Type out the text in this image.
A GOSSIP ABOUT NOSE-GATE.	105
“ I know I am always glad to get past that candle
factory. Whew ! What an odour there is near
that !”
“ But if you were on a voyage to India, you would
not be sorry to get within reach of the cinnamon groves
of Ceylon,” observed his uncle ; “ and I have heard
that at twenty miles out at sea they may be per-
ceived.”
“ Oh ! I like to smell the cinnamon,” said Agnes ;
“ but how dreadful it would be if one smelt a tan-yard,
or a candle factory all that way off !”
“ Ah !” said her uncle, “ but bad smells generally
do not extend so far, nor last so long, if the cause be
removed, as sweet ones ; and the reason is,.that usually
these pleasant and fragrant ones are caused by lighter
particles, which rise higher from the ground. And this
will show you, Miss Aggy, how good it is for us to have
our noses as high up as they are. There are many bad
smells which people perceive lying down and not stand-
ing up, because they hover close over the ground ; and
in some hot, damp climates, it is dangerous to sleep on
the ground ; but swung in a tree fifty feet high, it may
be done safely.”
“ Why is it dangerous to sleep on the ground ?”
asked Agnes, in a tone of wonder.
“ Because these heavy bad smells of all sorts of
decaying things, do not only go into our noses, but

========================

■ **Work to do**
Pull every line containing "ground" from the material above.

■ **Solution to this task**
particles, which rise higher from the ground. And this
ing up, because they hover close over the ground ; and
the ground ; but swung in a tree fifty feet high, it may
“ Why is it dangerous to sleep on the ground ?”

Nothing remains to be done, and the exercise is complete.